#### Available records:
- - - - -
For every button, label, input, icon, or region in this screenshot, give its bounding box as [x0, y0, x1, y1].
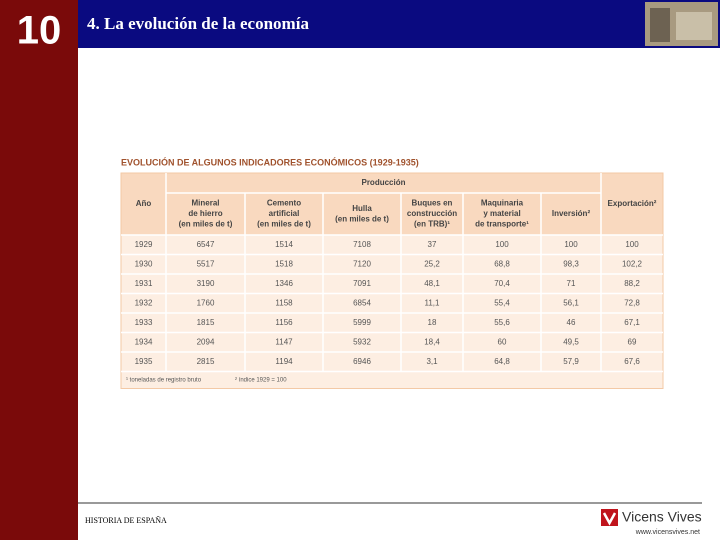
column-header: (en TRB)¹: [414, 220, 450, 229]
slide-title: 4. La evolución de la economía: [87, 14, 309, 33]
table-cell: 1931: [135, 279, 153, 288]
column-header: Maquinaria: [481, 199, 524, 208]
table-cell: 2815: [197, 357, 215, 366]
table-cell: 71: [567, 279, 576, 288]
table-cell: 70,4: [494, 279, 510, 288]
column-header: Buques en: [412, 199, 453, 208]
table-cell: 1518: [275, 259, 293, 268]
table-cell: 102,2: [622, 259, 643, 268]
table-cell: 100: [495, 240, 509, 249]
table-cell: 1514: [275, 240, 293, 249]
column-header: de transporte¹: [475, 220, 529, 229]
table-cell: 1346: [275, 279, 293, 288]
table-cell: 18: [428, 318, 437, 327]
table-cell: 5517: [197, 259, 215, 268]
brand-url: www.vicensvives.net: [635, 529, 700, 536]
footnote: ² índice 1929 = 100: [235, 378, 287, 384]
side-bar: [0, 0, 78, 540]
footer-label: HISTORIA DE ESPAÑA: [85, 515, 167, 525]
title-bar: [78, 0, 720, 48]
table-cell: 11,1: [425, 298, 441, 307]
table-cell: 37: [428, 240, 437, 249]
column-header: de hierro: [188, 209, 222, 218]
column-header: Exportación²: [608, 199, 657, 208]
column-header: Año: [136, 199, 152, 208]
chapter-number: 10: [17, 9, 62, 53]
table-cell: 69: [628, 337, 637, 346]
column-header: Mineral: [191, 199, 219, 208]
group-header: Producción: [361, 178, 405, 187]
table-cell: 49,5: [563, 337, 579, 346]
column-header: artificial: [269, 209, 300, 218]
table-cell: 1933: [135, 318, 153, 327]
brand-logo-mark: [602, 512, 617, 526]
table-cell: 67,6: [624, 357, 640, 366]
table-cell: 1760: [197, 298, 215, 307]
table-border: [120, 172, 664, 389]
table-cell: 18,4: [424, 337, 440, 346]
table-cell: 60: [498, 337, 507, 346]
header-image-detail: [676, 12, 712, 40]
table-cell: 98,3: [563, 259, 579, 268]
table-cell: 1934: [135, 337, 153, 346]
table-title: EVOLUCIÓN DE ALGUNOS INDICADORES ECONÓMI…: [121, 156, 419, 167]
column-header: (en miles de t): [179, 220, 233, 229]
table-cell: 7108: [353, 240, 371, 249]
table-cell: 1935: [135, 357, 153, 366]
table-cell: 1156: [275, 318, 293, 327]
table-cell: 67,1: [624, 318, 640, 327]
column-header: Hulla: [352, 204, 372, 213]
table-cell: 5932: [353, 337, 371, 346]
table-cell: 100: [564, 240, 578, 249]
table-cell: 56,1: [563, 298, 579, 307]
table-cell: 2094: [197, 337, 215, 346]
table-cell: 6946: [353, 357, 371, 366]
table-cell: 55,4: [494, 298, 510, 307]
table-cell: 72,8: [624, 298, 640, 307]
column-header: construcción: [407, 209, 457, 218]
table-cell: 88,2: [624, 279, 640, 288]
table-cell: 1194: [275, 357, 293, 366]
table-cell: 7120: [353, 259, 371, 268]
table-cell: 3,1: [426, 357, 438, 366]
table-cell: 1147: [275, 337, 293, 346]
table-cell: 3190: [197, 279, 215, 288]
table-cell: 64,8: [494, 357, 510, 366]
table-cell: 6547: [197, 240, 215, 249]
header-background: [121, 173, 663, 235]
table-cell: 48,1: [424, 279, 440, 288]
column-header: Inversión²: [552, 209, 591, 218]
table-cell: 1158: [275, 298, 293, 307]
table-cell: 100: [625, 240, 639, 249]
footnote: ¹ toneladas de registro bruto: [126, 378, 202, 384]
table-cell: 46: [567, 318, 576, 327]
table-cell: 1932: [135, 298, 153, 307]
table-cell: 1930: [135, 259, 153, 268]
table-cell: 25,2: [424, 259, 440, 268]
header-image-detail: [650, 8, 670, 42]
column-header: (en miles de t): [257, 220, 311, 229]
table-cell: 57,9: [563, 357, 579, 366]
table-cell: 1929: [135, 240, 153, 249]
column-header: Cemento: [267, 199, 301, 208]
table-cell: 55,6: [494, 318, 510, 327]
table-cell: 6854: [353, 298, 371, 307]
table-cell: 7091: [353, 279, 371, 288]
column-header: y material: [483, 209, 520, 218]
table-cell: 68,8: [494, 259, 510, 268]
column-header: (en miles de t): [335, 214, 389, 223]
table-cell: 1815: [197, 318, 215, 327]
brand-name: Vicens Vives: [622, 509, 702, 525]
table-cell: 5999: [353, 318, 371, 327]
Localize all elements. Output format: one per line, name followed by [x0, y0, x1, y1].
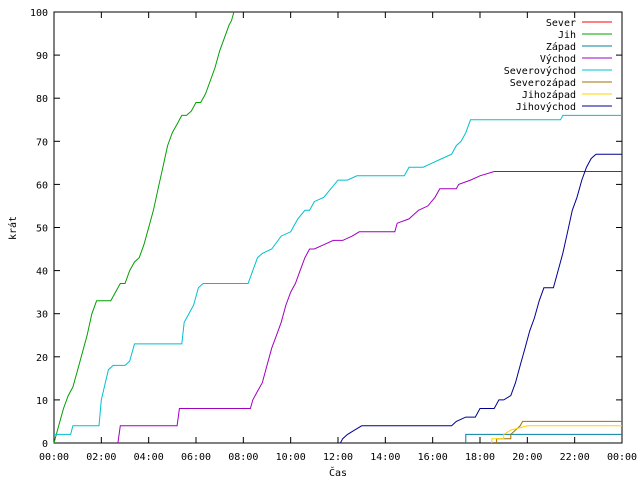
series-line-1	[53, 11, 235, 444]
x-tick-label: 06:00	[181, 452, 211, 463]
legend-label: Východ	[540, 53, 576, 65]
y-tick-label: 30	[36, 310, 48, 321]
x-tick-label: 14:00	[370, 452, 400, 463]
series-lines	[53, 11, 622, 444]
series-line-7	[339, 153, 622, 444]
x-tick-label: 00:00	[39, 452, 69, 463]
x-tick-label: 18:00	[465, 452, 495, 463]
x-tick-label: 22:00	[560, 452, 590, 463]
y-tick-label: 10	[36, 396, 48, 407]
x-tick-label: 16:00	[418, 452, 448, 463]
x-tick-label: 00:00	[607, 452, 637, 463]
y-tick-labels: 0 10 20 30 40 50 60 70 80 90 100	[30, 8, 48, 450]
legend-label: Jihozápad	[522, 89, 576, 101]
y-tick-label: 60	[36, 180, 48, 191]
legend-label: Sever	[546, 18, 576, 29]
tick-marks	[53, 11, 623, 444]
y-axis-title: krát	[7, 216, 19, 240]
x-tick-label: 08:00	[228, 452, 258, 463]
legend: SeverJihZápadVýchodSeverovýchodSeverozáp…	[504, 18, 612, 113]
legend-label: Jih	[558, 30, 576, 41]
x-axis-title: Čas	[329, 466, 347, 479]
y-tick-label: 80	[36, 94, 48, 105]
legend-label: Severovýchod	[504, 65, 576, 77]
x-tick-label: 04:00	[134, 452, 164, 463]
x-tick-label: 10:00	[276, 452, 306, 463]
legend-label: Jihovýchod	[516, 101, 576, 113]
series-line-5	[496, 420, 622, 443]
y-tick-label: 70	[36, 137, 48, 148]
x-tick-labels: 00:00 02:00 04:00 06:00 08:00 10:00 12:00 14:00…	[39, 452, 637, 463]
y-tick-label: 0	[42, 439, 48, 450]
y-tick-label: 20	[36, 353, 48, 364]
x-tick-label: 12:00	[323, 452, 353, 463]
legend-label: Severozápad	[510, 77, 576, 89]
y-tick-label: 40	[36, 267, 48, 278]
y-tick-label: 50	[36, 224, 48, 235]
y-tick-label: 100	[30, 8, 48, 19]
legend-label: Západ	[546, 41, 576, 53]
series-line-3	[117, 171, 622, 444]
series-line-4	[54, 114, 622, 435]
x-tick-label: 02:00	[86, 452, 116, 463]
series-line-6	[491, 425, 622, 443]
x-tick-label: 20:00	[512, 452, 542, 463]
series-line-2	[465, 433, 622, 443]
y-tick-label: 90	[36, 51, 48, 62]
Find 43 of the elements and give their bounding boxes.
- - - - -
#### Set task:
Reproduce all of the entries above line for line, without changing any characters, and omit the pictures.

#### Result of this task:
For every button, label, input, icon, or region in this screenshot, give its bounding box as [x0, y0, x1, y1].
column-header: (en TRB)¹: [414, 220, 450, 229]
slide-title: 4. La evolución de la economía: [87, 14, 309, 33]
table-cell: 1931: [135, 279, 153, 288]
column-header: Maquinaria: [481, 199, 524, 208]
table-cell: 2815: [197, 357, 215, 366]
table-cell: 71: [567, 279, 576, 288]
table-cell: 70,4: [494, 279, 510, 288]
column-header: Buques en: [412, 199, 453, 208]
table-cell: 1518: [275, 259, 293, 268]
table-cell: 102,2: [622, 259, 643, 268]
table-cell: 100: [495, 240, 509, 249]
table-cell: 1514: [275, 240, 293, 249]
column-header: de transporte¹: [475, 220, 529, 229]
table-cell: 1346: [275, 279, 293, 288]
table-cell: 18: [428, 318, 437, 327]
table-cell: 5517: [197, 259, 215, 268]
brand-url: www.vicensvives.net: [635, 529, 700, 536]
footnote: ² índice 1929 = 100: [235, 378, 287, 384]
side-bar: [0, 0, 78, 540]
footer-label: HISTORIA DE ESPAÑA: [85, 515, 167, 525]
title-bar: [78, 0, 720, 48]
table-cell: 11,1: [425, 298, 441, 307]
table-cell: 37: [428, 240, 437, 249]
column-header: de hierro: [188, 209, 222, 218]
column-header: Exportación²: [608, 199, 657, 208]
column-header: Año: [136, 199, 152, 208]
chapter-number: 10: [17, 9, 62, 53]
table-cell: 69: [628, 337, 637, 346]
column-header: Mineral: [191, 199, 219, 208]
group-header: Producción: [361, 178, 405, 187]
table-cell: 49,5: [563, 337, 579, 346]
column-header: artificial: [269, 209, 300, 218]
table-cell: 1933: [135, 318, 153, 327]
brand-logo-mark: [602, 512, 617, 526]
table-cell: 67,6: [624, 357, 640, 366]
table-cell: 1760: [197, 298, 215, 307]
table-border: [120, 172, 664, 389]
table-cell: 18,4: [424, 337, 440, 346]
table-cell: 60: [498, 337, 507, 346]
header-image-detail: [676, 12, 712, 40]
table-cell: 98,3: [563, 259, 579, 268]
table-cell: 1934: [135, 337, 153, 346]
table-title: EVOLUCIÓN DE ALGUNOS INDICADORES ECONÓMI…: [121, 156, 419, 167]
column-header: (en miles de t): [179, 220, 233, 229]
table-cell: 7108: [353, 240, 371, 249]
table-cell: 1935: [135, 357, 153, 366]
table-cell: 1156: [275, 318, 293, 327]
table-cell: 67,1: [624, 318, 640, 327]
column-header: Hulla: [352, 204, 372, 213]
table-cell: 5932: [353, 337, 371, 346]
table-cell: 100: [564, 240, 578, 249]
table-cell: 56,1: [563, 298, 579, 307]
table-cell: 2094: [197, 337, 215, 346]
table-cell: 6946: [353, 357, 371, 366]
table-cell: 55,4: [494, 298, 510, 307]
table-cell: 72,8: [624, 298, 640, 307]
column-header: construcción: [407, 209, 457, 218]
table-cell: 88,2: [624, 279, 640, 288]
table-cell: 1194: [275, 357, 293, 366]
table-cell: 7120: [353, 259, 371, 268]
table-cell: 3,1: [426, 357, 438, 366]
table-cell: 1147: [275, 337, 293, 346]
table-cell: 3190: [197, 279, 215, 288]
table-cell: 64,8: [494, 357, 510, 366]
table-cell: 6547: [197, 240, 215, 249]
header-background: [121, 173, 663, 235]
table-cell: 48,1: [424, 279, 440, 288]
column-header: Inversión²: [552, 209, 591, 218]
table-cell: 1158: [275, 298, 293, 307]
table-cell: 100: [625, 240, 639, 249]
footnote: ¹ toneladas de registro bruto: [126, 378, 202, 384]
table-cell: 46: [567, 318, 576, 327]
table-cell: 1932: [135, 298, 153, 307]
table-cell: 1930: [135, 259, 153, 268]
table-cell: 25,2: [424, 259, 440, 268]
header-image-detail: [650, 8, 670, 42]
column-header: (en miles de t): [257, 220, 311, 229]
table-cell: 57,9: [563, 357, 579, 366]
table-cell: 1929: [135, 240, 153, 249]
column-header: Cemento: [267, 199, 301, 208]
table-cell: 55,6: [494, 318, 510, 327]
table-cell: 6854: [353, 298, 371, 307]
table-cell: 7091: [353, 279, 371, 288]
column-header: y material: [483, 209, 520, 218]
table-cell: 68,8: [494, 259, 510, 268]
column-header: (en miles de t): [335, 214, 389, 223]
table-cell: 1815: [197, 318, 215, 327]
brand-name: Vicens Vives: [622, 509, 702, 525]
table-cell: 5999: [353, 318, 371, 327]
Localize all elements. Output format: one per line, name followed by [x0, y0, x1, y1].
series-line-1	[53, 11, 235, 444]
x-tick-label: 06:00	[181, 452, 211, 463]
legend-label: Východ	[540, 53, 576, 65]
y-tick-label: 30	[36, 310, 48, 321]
x-tick-label: 14:00	[370, 452, 400, 463]
series-lines	[53, 11, 622, 444]
series-line-7	[339, 153, 622, 444]
x-tick-label: 00:00	[39, 452, 69, 463]
x-tick-label: 18:00	[465, 452, 495, 463]
x-tick-label: 22:00	[560, 452, 590, 463]
y-tick-label: 10	[36, 396, 48, 407]
x-tick-label: 16:00	[418, 452, 448, 463]
x-tick-label: 00:00	[607, 452, 637, 463]
y-tick-labels: 0 10 20 30 40 50 60 70 80 90 100	[30, 8, 48, 450]
legend-label: Jihozápad	[522, 89, 576, 101]
y-tick-label: 60	[36, 180, 48, 191]
legend-label: Sever	[546, 18, 576, 29]
tick-marks	[53, 11, 623, 444]
y-axis-title: krát	[7, 216, 19, 240]
x-tick-label: 08:00	[228, 452, 258, 463]
legend: SeverJihZápadVýchodSeverovýchodSeverozáp…	[504, 18, 612, 113]
legend-label: Jih	[558, 30, 576, 41]
x-axis-title: Čas	[329, 466, 347, 479]
y-tick-label: 80	[36, 94, 48, 105]
legend-label: Severovýchod	[504, 65, 576, 77]
x-tick-label: 04:00	[134, 452, 164, 463]
x-tick-label: 10:00	[276, 452, 306, 463]
legend-label: Jihovýchod	[516, 101, 576, 113]
series-line-5	[496, 420, 622, 443]
y-tick-label: 70	[36, 137, 48, 148]
x-tick-labels: 00:00 02:00 04:00 06:00 08:00 10:00 12:00 14:00…	[39, 452, 637, 463]
y-tick-label: 0	[42, 439, 48, 450]
y-tick-label: 20	[36, 353, 48, 364]
x-tick-label: 12:00	[323, 452, 353, 463]
legend-label: Severozápad	[510, 77, 576, 89]
y-tick-label: 40	[36, 267, 48, 278]
y-tick-label: 50	[36, 224, 48, 235]
y-tick-label: 100	[30, 8, 48, 19]
legend-label: Západ	[546, 41, 576, 53]
series-line-3	[117, 171, 622, 444]
series-line-4	[54, 114, 622, 435]
x-tick-label: 02:00	[86, 452, 116, 463]
series-line-6	[491, 425, 622, 443]
x-tick-label: 20:00	[512, 452, 542, 463]
series-line-2	[465, 433, 622, 443]
y-tick-label: 90	[36, 51, 48, 62]
Find 43 of the elements and give their bounding boxes.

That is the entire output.